- _Task data_:

'''

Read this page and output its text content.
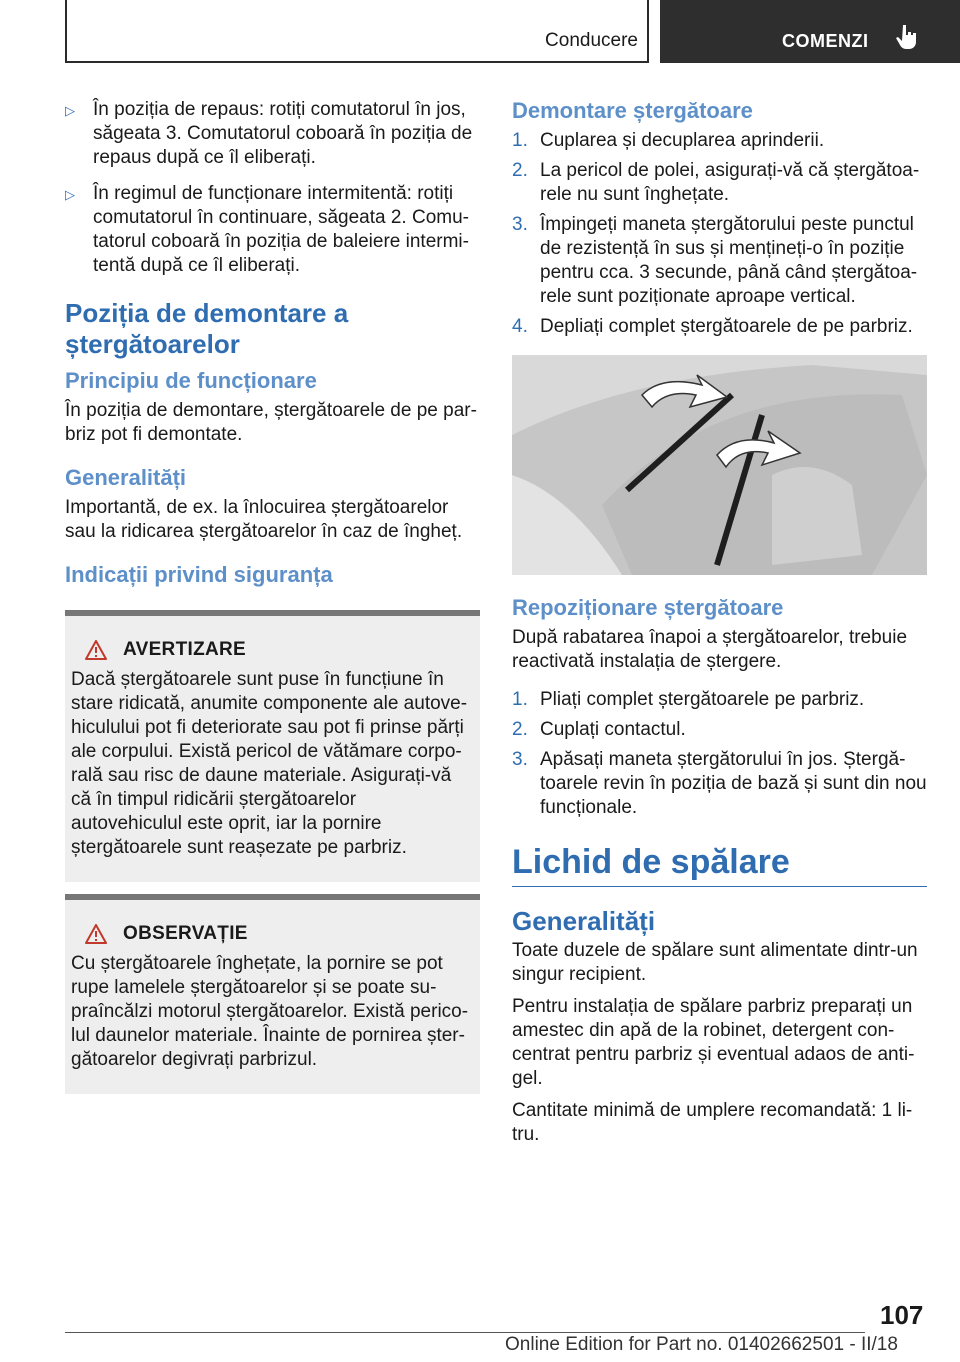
Conducere	COMENZI
▷ În poziția de repaus: rotiți comutatorul în jos, săgeata 3. Comutatorul coboară în poziția de repaus după ce îl eliberați.
▷ În regimul de funcționare intermitentă: rotiți comutatorul în continuare, săgeata 2. Comutatorul coboară în poziția de baleiere intermitentă după ce îl eliberați.
Poziția de demontare a ștergătoarelor
Principiu de funcționare
În poziția de demontare, ștergătoarele de pe parbriz pot fi demontate.
Generalități
Importantă, de ex. la înlocuirea ștergătoarelor sau la ridicarea ștergătoarelor în caz de îngheț.
Indicații privind siguranța
AVERTIZARE
Dacă ștergătoarele sunt puse în funcțiune în stare ridicată, anumite componente ale autovehiculului pot fi deteriorate sau pot fi prinse părți ale corpului. Există pericol de vătămare corporală sau risc de daune materiale. Asigurați-vă că în timpul ridicării ștergătoarelor autovehiculul este oprit, iar la pornire ștergătoarele sunt reașezate pe parbriz.
OBSERVAȚIE
Cu ștergătoarele înghețate, la pornire se pot rupe lamelele ștergătoarelor și se poate supraîncălzi motorul ștergătoarelor. Există pericolul daunelor materiale. Înainte de pornirea ștergătoarelor degivrați parbrizul.
Demontare ștergătoare
1. Cuplarea și decuplarea aprinderii.
2. La pericol de polei, asigurați-vă că ștergătoarele nu sunt înghețate.
3. Împingeți maneta ștergătorului peste punctul de rezistență în sus și mențineți-o în poziție pentru cca. 3 secunde, până când ștergătoarele sunt poziționate aproape vertical.
4. Depliați complet ștergătoarele de pe parbriz.
Repoziționare ștergătoare
După rabatarea înapoi a ștergătoarelor, trebuie reactivată instalația de ștergere.
1. Pliați complet ștergătoarele pe parbriz.
2. Cuplați contactul.
3. Apăsați maneta ștergătorului în jos. Ștergătoarele revin în poziția de bază și sunt din nou funcționale.
Lichid de spălare
Generalități
Toate duzele de spălare sunt alimentate dintr-un singur recipient.
Pentru instalația de spălare parbriz preparați un amestec din apă de la robinet, detergent concentrat pentru parbriz și eventual adaos de antigel.
Cantitate minimă de umplere recomandată: 1 litru.
107
Online Edition for Part no. 01402662501 - II/18
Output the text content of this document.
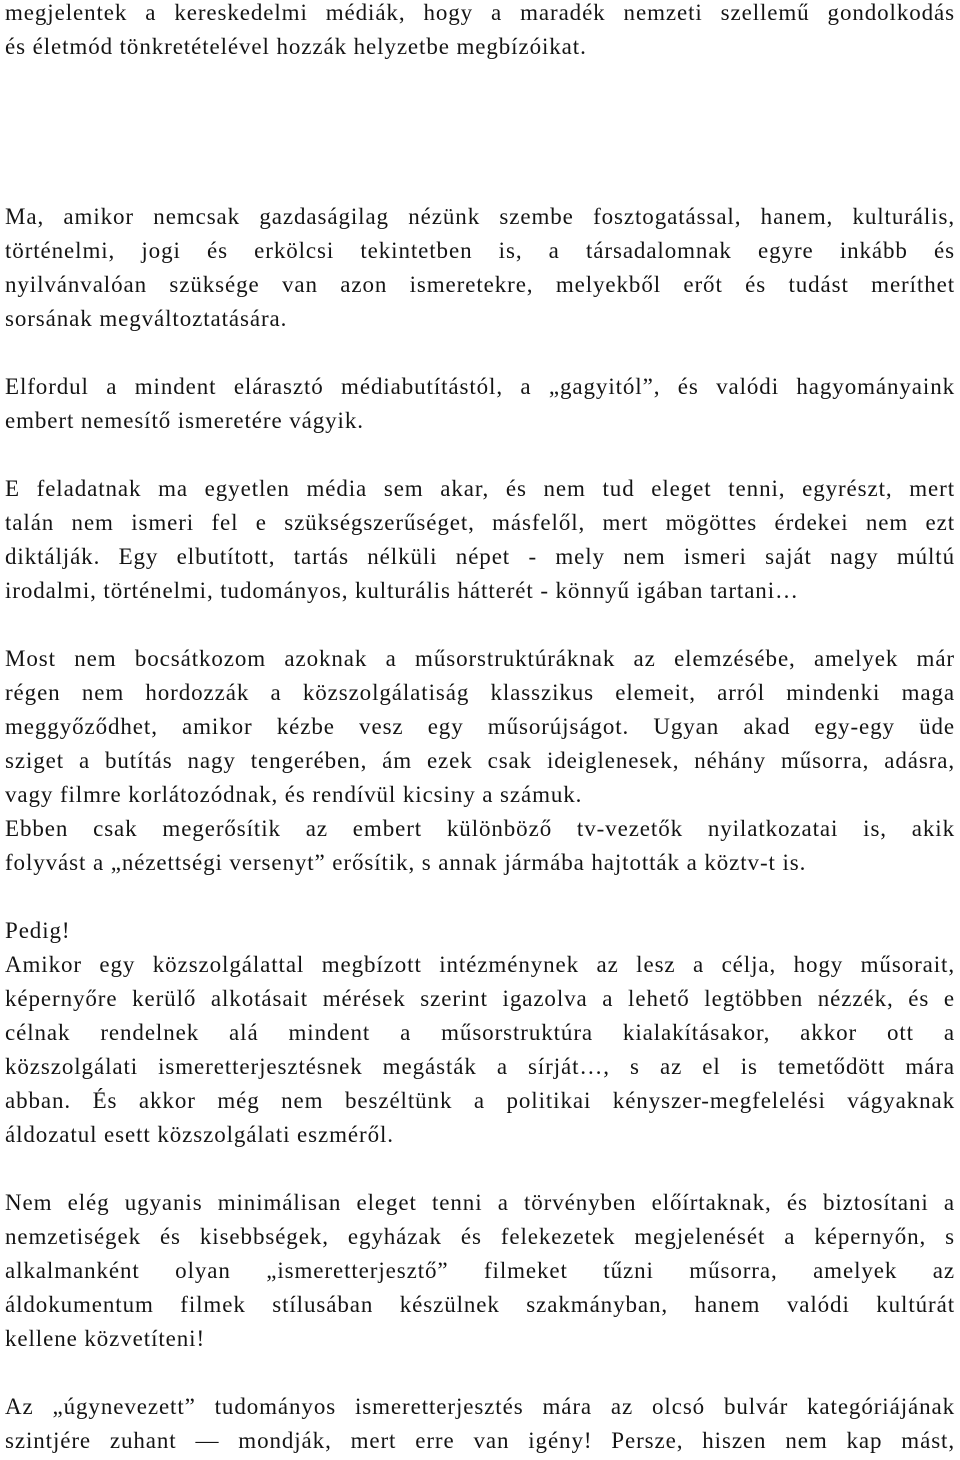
megjelentek a kereskedelmi médiák, hogy a maradék nemzeti szellemű gondolkodás
és életmód tönkretételével hozzák helyzetbe megbízóikat.
Ma, amikor nemcsak gazdaságilag nézünk szembe fosztogatással, hanem, kulturális,
történelmi, jogi és erkölcsi tekintetben is, a társadalomnak egyre inkább és
nyilvánvalóan szüksége van azon ismeretekre, melyekből erőt és tudást meríthet
sorsának megváltoztatására.
Elfordul a mindent elárasztó médiabutítástól, a „gagyitól”, és valódi hagyományaink
embert nemesítő ismeretére vágyik.
E feladatnak ma egyetlen média sem akar, és nem tud eleget tenni, egyrészt, mert
talán nem ismeri fel e szükségszerűséget, másfelől, mert mögöttes érdekei nem ezt
diktálják. Egy elbutított, tartás nélküli népet - mely nem ismeri saját nagy múltú
irodalmi, történelmi, tudományos, kulturális hátterét - könnyű igában tartani…
Most nem bocsátkozom azoknak a műsorstruktúráknak az elemzésébe, amelyek már
régen nem hordozzák a közszolgálatiság klasszikus elemeit, arról mindenki maga
meggyőződhet, amikor kézbe vesz egy műsorújságot. Ugyan akad egy-egy üde
sziget a butítás nagy tengerében, ám ezek csak ideiglenesek, néhány műsorra, adásra,
vagy filmre korlátozódnak, és rendívül kicsiny a számuk.
Ebben csak megerősítik az embert különböző tv-vezetők nyilatkozatai is, akik
folyvást a „nézettségi versenyt” erősítik, s annak jármába hajtották a köztv-t is.
Pedig!
Amikor egy közszolgálattal megbízott intézménynek az lesz a célja, hogy műsorait,
képernyőre kerülő alkotásait mérések szerint igazolva a lehető legtöbben nézzék, és e
célnak rendelnek alá mindent a műsorstruktúra kialakításakor, akkor ott a
közszolgálati ismeretterjesztésnek megásták a sírját…, s az el is temetődött mára
abban. És akkor még nem beszéltünk a politikai kényszer-megfelelési vágyaknak
áldozatul esett közszolgálati eszméről.
Nem elég ugyanis minimálisan eleget tenni a törvényben előírtaknak, és biztosítani a
nemzetiségek és kisebbségek, egyházak és felekezetek megjelenését a képernyőn, s
alkalmanként olyan „ismeretterjesztő” filmeket tűzni műsorra, amelyek az
áldokumentum filmek stílusában készülnek szakmányban, hanem valódi kultúrát
kellene közvetíteni!
Az „úgynevezett” tudományos ismeretterjesztés mára az olcsó bulvár kategóriájának
szintjére zuhant — mondják, mert erre van igény! Persze, hiszen nem kap mást,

'''

- _Job_: Find each line holding "eliberați". Copy it out.

- _In response_:
▷ În poziția de repaus: rotiți comutatorul în jos, săgeata 3. Comutatorul coboară în poziția de repaus după ce îl eliberați.
▷ În regimul de funcționare intermitentă: rotiți comutatorul în continuare, săgeata 2. Comutatorul coboară în poziția de baleiere intermitentă după ce îl eliberați.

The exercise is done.